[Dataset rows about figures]
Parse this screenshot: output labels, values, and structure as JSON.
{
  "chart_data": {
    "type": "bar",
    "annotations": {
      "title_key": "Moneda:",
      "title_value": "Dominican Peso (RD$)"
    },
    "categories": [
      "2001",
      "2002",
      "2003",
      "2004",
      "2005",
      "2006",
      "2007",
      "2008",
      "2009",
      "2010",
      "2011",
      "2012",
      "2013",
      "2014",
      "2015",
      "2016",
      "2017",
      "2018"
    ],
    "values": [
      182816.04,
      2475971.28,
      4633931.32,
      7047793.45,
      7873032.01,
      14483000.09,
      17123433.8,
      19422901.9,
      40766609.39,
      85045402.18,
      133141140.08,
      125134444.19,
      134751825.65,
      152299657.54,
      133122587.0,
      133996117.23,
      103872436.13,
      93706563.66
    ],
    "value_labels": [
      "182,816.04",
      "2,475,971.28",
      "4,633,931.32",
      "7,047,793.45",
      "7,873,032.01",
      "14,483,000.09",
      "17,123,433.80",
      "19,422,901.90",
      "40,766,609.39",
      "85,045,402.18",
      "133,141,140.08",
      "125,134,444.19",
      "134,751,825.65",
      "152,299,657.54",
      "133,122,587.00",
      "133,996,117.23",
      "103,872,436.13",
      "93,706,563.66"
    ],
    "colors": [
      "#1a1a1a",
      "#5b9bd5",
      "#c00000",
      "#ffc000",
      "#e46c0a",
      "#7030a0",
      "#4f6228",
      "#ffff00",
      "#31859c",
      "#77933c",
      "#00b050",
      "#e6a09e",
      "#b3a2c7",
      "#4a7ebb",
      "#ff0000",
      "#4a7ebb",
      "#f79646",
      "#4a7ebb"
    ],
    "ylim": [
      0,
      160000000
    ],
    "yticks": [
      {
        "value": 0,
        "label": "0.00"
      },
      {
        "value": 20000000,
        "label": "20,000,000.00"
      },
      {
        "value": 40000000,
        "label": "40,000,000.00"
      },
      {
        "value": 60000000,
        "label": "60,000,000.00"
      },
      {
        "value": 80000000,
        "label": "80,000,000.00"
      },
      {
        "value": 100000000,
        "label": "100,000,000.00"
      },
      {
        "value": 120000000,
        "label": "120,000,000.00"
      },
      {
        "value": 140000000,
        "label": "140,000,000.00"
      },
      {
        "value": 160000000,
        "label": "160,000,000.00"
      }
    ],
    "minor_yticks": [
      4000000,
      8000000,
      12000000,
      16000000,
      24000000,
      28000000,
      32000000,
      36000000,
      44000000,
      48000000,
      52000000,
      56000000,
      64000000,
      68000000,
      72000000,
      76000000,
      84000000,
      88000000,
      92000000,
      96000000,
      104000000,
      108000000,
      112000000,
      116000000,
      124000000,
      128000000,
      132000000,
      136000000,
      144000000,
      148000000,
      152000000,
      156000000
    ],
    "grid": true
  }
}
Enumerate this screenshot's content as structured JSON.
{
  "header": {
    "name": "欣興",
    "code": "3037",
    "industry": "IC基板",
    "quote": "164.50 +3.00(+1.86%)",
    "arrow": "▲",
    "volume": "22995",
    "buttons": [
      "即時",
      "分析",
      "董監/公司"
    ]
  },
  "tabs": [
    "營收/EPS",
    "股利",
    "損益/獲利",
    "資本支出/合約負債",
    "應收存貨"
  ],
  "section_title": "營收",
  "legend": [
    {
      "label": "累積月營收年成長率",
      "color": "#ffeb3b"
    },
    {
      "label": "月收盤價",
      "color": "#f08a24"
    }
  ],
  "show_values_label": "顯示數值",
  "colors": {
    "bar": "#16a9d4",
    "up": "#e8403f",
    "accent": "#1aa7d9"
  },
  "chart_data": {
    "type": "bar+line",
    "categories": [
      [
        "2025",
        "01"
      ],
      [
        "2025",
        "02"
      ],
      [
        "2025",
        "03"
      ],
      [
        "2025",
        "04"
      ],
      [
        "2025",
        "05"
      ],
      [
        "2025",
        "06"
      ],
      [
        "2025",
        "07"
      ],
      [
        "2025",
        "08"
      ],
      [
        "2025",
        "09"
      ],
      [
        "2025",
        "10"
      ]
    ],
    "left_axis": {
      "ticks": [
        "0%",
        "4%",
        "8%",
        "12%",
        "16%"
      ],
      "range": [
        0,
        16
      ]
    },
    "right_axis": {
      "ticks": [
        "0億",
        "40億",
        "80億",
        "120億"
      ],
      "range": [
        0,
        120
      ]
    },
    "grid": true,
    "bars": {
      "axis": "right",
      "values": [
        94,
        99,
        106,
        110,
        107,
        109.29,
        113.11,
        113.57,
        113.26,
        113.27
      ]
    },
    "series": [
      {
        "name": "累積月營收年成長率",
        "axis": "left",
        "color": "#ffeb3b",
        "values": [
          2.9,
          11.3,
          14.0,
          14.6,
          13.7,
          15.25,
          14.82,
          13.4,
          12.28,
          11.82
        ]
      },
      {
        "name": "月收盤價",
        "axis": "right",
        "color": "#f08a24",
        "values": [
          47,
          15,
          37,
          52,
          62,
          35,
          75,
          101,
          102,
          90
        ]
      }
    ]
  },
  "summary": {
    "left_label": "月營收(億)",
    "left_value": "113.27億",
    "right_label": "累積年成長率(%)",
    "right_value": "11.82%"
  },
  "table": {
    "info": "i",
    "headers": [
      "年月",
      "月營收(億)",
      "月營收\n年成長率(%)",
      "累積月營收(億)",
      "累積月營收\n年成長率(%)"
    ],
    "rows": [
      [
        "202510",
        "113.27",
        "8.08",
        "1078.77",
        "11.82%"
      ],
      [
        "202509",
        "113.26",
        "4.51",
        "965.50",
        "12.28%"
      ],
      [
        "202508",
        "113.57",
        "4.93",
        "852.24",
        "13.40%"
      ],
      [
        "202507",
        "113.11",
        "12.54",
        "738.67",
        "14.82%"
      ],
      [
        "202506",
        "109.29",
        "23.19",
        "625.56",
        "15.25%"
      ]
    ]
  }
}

◆ WRITTEN TASK ◆
All of the entries should be written out again exactly.

◆ THE RESPONSE ◆
Parse this screenshot: output labels, values, and structure as JSON.
{
  "chart_data": {
    "type": "bar",
    "annotations": {
      "title_key": "Moneda:",
      "title_value": "Dominican Peso (RD$)"
    },
    "categories": [
      "2001",
      "2002",
      "2003",
      "2004",
      "2005",
      "2006",
      "2007",
      "2008",
      "2009",
      "2010",
      "2011",
      "2012",
      "2013",
      "2014",
      "2015",
      "2016",
      "2017",
      "2018"
    ],
    "values": [
      182816.04,
      2475971.28,
      4633931.32,
      7047793.45,
      7873032.01,
      14483000.09,
      17123433.8,
      19422901.9,
      40766609.39,
      85045402.18,
      133141140.08,
      125134444.19,
      134751825.65,
      152299657.54,
      133122587.0,
      133996117.23,
      103872436.13,
      93706563.66
    ],
    "value_labels": [
      "182,816.04",
      "2,475,971.28",
      "4,633,931.32",
      "7,047,793.45",
      "7,873,032.01",
      "14,483,000.09",
      "17,123,433.80",
      "19,422,901.90",
      "40,766,609.39",
      "85,045,402.18",
      "133,141,140.08",
      "125,134,444.19",
      "134,751,825.65",
      "152,299,657.54",
      "133,122,587.00",
      "133,996,117.23",
      "103,872,436.13",
      "93,706,563.66"
    ],
    "colors": [
      "#1a1a1a",
      "#5b9bd5",
      "#c00000",
      "#ffc000",
      "#e46c0a",
      "#7030a0",
      "#4f6228",
      "#ffff00",
      "#31859c",
      "#77933c",
      "#00b050",
      "#e6a09e",
      "#b3a2c7",
      "#4a7ebb",
      "#ff0000",
      "#4a7ebb",
      "#f79646",
      "#4a7ebb"
    ],
    "ylim": [
      0,
      160000000
    ],
    "yticks": [
      {
        "value": 0,
        "label": "0.00"
      },
      {
        "value": 20000000,
        "label": "20,000,000.00"
      },
      {
        "value": 40000000,
        "label": "40,000,000.00"
      },
      {
        "value": 60000000,
        "label": "60,000,000.00"
      },
      {
        "value": 80000000,
        "label": "80,000,000.00"
      },
      {
        "value": 100000000,
        "label": "100,000,000.00"
      },
      {
        "value": 120000000,
        "label": "120,000,000.00"
      },
      {
        "value": 140000000,
        "label": "140,000,000.00"
      },
      {
        "value": 160000000,
        "label": "160,000,000.00"
      }
    ],
    "minor_yticks": [
      4000000,
      8000000,
      12000000,
      16000000,
      24000000,
      28000000,
      32000000,
      36000000,
      44000000,
      48000000,
      52000000,
      56000000,
      64000000,
      68000000,
      72000000,
      76000000,
      84000000,
      88000000,
      92000000,
      96000000,
      104000000,
      108000000,
      112000000,
      116000000,
      124000000,
      128000000,
      132000000,
      136000000,
      144000000,
      148000000,
      152000000,
      156000000
    ],
    "grid": true
  }
}
Enumerate this screenshot's content as structured JSON.
{
  "header": {
    "name": "欣興",
    "code": "3037",
    "industry": "IC基板",
    "quote": "164.50 +3.00(+1.86%)",
    "arrow": "▲",
    "volume": "22995",
    "buttons": [
      "即時",
      "分析",
      "董監/公司"
    ]
  },
  "tabs": [
    "營收/EPS",
    "股利",
    "損益/獲利",
    "資本支出/合約負債",
    "應收存貨"
  ],
  "section_title": "營收",
  "legend": [
    {
      "label": "累積月營收年成長率",
      "color": "#ffeb3b"
    },
    {
      "label": "月收盤價",
      "color": "#f08a24"
    }
  ],
  "show_values_label": "顯示數值",
  "colors": {
    "bar": "#16a9d4",
    "up": "#e8403f",
    "accent": "#1aa7d9"
  },
  "chart_data": {
    "type": "bar+line",
    "categories": [
      [
        "2025",
        "01"
      ],
      [
        "2025",
        "02"
      ],
      [
        "2025",
        "03"
      ],
      [
        "2025",
        "04"
      ],
      [
        "2025",
        "05"
      ],
      [
        "2025",
        "06"
      ],
      [
        "2025",
        "07"
      ],
      [
        "2025",
        "08"
      ],
      [
        "2025",
        "09"
      ],
      [
        "2025",
        "10"
      ]
    ],
    "left_axis": {
      "ticks": [
        "0%",
        "4%",
        "8%",
        "12%",
        "16%"
      ],
      "range": [
        0,
        16
      ]
    },
    "right_axis": {
      "ticks": [
        "0億",
        "40億",
        "80億",
        "120億"
      ],
      "range": [
        0,
        120
      ]
    },
    "grid": true,
    "bars": {
      "axis": "right",
      "values": [
        94,
        99,
        106,
        110,
        107,
        109.29,
        113.11,
        113.57,
        113.26,
        113.27
      ]
    },
    "series": [
      {
        "name": "累積月營收年成長率",
        "axis": "left",
        "color": "#ffeb3b",
        "values": [
          2.9,
          11.3,
          14.0,
          14.6,
          13.7,
          15.25,
          14.82,
          13.4,
          12.28,
          11.82
        ]
      },
      {
        "name": "月收盤價",
        "axis": "right",
        "color": "#f08a24",
        "values": [
          47,
          15,
          37,
          52,
          62,
          35,
          75,
          101,
          102,
          90
        ]
      }
    ]
  },
  "summary": {
    "left_label": "月營收(億)",
    "left_value": "113.27億",
    "right_label": "累積年成長率(%)",
    "right_value": "11.82%"
  },
  "table": {
    "info": "i",
    "headers": [
      "年月",
      "月營收(億)",
      "月營收\n年成長率(%)",
      "累積月營收(億)",
      "累積月營收\n年成長率(%)"
    ],
    "rows": [
      [
        "202510",
        "113.27",
        "8.08",
        "1078.77",
        "11.82%"
      ],
      [
        "202509",
        "113.26",
        "4.51",
        "965.50",
        "12.28%"
      ],
      [
        "202508",
        "113.57",
        "4.93",
        "852.24",
        "13.40%"
      ],
      [
        "202507",
        "113.11",
        "12.54",
        "738.67",
        "14.82%"
      ],
      [
        "202506",
        "109.29",
        "23.19",
        "625.56",
        "15.25%"
      ]
    ]
  }
}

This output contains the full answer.